Saved entries
**********

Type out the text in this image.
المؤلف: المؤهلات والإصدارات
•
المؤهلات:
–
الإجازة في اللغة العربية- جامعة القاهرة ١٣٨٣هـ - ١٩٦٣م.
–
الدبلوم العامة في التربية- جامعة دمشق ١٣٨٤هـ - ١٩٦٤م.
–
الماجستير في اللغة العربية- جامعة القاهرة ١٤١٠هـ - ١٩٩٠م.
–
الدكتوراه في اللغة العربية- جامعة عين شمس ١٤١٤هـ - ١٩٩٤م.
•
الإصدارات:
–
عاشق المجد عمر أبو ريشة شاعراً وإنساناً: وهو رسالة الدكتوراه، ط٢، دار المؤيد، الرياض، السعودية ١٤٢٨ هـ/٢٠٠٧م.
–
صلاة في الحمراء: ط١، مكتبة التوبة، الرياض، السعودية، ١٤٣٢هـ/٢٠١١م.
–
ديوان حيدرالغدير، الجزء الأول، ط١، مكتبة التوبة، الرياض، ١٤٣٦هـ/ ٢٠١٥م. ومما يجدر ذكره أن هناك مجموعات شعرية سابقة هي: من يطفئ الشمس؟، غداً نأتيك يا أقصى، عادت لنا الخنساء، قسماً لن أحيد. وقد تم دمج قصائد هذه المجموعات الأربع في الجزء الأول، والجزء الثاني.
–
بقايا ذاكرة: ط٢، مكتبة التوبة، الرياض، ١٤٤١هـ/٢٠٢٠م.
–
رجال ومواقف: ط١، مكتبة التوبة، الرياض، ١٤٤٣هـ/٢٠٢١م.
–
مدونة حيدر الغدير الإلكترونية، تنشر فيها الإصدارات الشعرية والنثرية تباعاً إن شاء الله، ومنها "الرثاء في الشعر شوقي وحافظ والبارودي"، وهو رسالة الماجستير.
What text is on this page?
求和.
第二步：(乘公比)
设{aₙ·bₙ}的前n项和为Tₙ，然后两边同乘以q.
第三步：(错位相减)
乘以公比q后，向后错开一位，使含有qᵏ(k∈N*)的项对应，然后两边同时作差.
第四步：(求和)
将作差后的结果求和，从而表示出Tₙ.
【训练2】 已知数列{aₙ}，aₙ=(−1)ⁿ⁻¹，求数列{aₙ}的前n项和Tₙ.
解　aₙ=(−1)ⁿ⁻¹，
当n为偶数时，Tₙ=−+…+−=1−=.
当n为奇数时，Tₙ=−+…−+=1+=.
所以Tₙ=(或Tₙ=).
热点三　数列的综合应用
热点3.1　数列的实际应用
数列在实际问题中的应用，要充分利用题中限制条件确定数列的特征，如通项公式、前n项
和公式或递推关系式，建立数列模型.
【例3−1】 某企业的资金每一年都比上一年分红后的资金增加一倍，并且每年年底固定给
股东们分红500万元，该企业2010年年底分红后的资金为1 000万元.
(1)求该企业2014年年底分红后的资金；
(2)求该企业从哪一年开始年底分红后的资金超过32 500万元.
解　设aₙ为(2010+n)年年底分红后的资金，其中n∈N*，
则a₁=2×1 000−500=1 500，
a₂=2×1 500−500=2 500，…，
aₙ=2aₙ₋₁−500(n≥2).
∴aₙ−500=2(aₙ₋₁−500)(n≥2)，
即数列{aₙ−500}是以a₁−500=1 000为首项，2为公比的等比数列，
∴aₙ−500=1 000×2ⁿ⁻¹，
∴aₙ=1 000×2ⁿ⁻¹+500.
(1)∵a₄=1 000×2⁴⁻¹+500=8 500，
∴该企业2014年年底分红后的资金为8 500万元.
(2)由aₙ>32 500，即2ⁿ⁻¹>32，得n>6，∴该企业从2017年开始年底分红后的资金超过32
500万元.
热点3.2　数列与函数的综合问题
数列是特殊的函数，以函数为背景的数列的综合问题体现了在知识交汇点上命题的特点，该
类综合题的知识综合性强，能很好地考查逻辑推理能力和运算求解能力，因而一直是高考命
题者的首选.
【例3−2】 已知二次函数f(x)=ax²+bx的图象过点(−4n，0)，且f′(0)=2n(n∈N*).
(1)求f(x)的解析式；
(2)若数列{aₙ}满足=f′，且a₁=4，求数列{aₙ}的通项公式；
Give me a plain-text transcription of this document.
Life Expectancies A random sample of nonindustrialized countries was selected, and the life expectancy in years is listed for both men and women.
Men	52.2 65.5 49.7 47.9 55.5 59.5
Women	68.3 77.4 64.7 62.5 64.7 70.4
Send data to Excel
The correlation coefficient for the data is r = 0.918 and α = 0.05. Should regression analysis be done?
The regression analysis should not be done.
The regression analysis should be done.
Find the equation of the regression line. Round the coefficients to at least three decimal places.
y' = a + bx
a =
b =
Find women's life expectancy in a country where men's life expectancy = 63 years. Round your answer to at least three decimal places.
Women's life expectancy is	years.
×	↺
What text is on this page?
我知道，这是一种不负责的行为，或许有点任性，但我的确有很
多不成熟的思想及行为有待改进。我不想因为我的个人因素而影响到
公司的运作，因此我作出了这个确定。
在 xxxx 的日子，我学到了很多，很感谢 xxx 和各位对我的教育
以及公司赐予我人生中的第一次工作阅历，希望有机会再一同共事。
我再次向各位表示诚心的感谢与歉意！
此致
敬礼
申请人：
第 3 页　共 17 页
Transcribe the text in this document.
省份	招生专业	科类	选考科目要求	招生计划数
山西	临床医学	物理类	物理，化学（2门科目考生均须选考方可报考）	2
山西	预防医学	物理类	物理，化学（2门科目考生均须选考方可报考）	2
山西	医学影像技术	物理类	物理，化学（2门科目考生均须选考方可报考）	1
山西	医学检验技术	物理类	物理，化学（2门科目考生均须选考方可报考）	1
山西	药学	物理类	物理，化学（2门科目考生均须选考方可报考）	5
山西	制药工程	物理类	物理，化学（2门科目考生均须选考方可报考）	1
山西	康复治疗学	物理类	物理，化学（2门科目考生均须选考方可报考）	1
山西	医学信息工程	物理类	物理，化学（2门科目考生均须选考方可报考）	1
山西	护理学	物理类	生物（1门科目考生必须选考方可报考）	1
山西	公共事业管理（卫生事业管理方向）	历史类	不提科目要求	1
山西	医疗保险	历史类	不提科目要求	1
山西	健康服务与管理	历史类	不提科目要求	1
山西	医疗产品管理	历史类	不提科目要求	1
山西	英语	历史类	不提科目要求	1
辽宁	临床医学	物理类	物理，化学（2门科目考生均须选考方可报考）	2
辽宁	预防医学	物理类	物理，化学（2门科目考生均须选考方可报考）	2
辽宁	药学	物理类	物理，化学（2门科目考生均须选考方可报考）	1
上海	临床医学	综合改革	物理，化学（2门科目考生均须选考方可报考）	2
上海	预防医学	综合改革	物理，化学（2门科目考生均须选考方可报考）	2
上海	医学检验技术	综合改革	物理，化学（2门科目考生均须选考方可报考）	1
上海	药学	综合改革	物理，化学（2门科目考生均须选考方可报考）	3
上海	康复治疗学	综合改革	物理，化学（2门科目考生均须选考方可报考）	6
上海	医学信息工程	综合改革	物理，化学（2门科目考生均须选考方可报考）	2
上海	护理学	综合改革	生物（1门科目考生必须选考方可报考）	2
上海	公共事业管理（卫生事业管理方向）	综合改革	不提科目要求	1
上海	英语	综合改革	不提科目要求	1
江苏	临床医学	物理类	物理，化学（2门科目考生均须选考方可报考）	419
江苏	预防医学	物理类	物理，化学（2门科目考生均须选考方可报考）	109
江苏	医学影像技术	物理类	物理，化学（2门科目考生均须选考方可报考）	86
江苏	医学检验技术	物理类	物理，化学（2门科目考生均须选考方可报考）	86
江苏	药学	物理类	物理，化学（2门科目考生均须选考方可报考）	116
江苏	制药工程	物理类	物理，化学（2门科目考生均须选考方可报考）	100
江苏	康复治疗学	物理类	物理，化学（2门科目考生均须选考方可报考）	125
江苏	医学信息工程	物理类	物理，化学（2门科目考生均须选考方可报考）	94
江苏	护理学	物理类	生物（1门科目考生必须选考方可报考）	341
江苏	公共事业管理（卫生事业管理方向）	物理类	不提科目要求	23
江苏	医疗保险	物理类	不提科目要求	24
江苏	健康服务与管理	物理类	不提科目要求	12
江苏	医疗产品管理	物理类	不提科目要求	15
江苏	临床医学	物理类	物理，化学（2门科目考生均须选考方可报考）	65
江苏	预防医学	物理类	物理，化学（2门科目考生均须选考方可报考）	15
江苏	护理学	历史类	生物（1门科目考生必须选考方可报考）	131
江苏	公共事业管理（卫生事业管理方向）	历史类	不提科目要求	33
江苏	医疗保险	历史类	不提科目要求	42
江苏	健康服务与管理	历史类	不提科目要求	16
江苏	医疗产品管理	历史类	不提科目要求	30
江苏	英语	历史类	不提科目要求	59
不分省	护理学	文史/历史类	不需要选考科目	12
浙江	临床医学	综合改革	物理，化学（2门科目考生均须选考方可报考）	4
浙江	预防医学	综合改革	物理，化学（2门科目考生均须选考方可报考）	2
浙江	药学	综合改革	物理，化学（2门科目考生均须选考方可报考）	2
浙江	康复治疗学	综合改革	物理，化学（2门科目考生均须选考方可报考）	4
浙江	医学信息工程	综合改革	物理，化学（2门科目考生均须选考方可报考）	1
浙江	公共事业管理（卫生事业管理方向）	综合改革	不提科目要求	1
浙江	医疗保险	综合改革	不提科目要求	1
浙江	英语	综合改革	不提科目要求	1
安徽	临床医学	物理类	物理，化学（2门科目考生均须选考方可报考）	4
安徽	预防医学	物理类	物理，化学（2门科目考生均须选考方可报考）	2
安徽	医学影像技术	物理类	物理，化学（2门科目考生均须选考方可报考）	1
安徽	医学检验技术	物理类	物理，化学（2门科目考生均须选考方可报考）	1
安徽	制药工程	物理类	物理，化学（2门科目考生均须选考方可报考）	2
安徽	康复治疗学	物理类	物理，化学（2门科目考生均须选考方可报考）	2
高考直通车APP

**********

Take every line above carrying "医疗产品管理" and return it.

▶ [The completed task]
山西	医疗产品管理	历史类	不提科目要求	1
江苏	医疗产品管理	物理类	不提科目要求	15
江苏	医疗产品管理	历史类	不提科目要求	30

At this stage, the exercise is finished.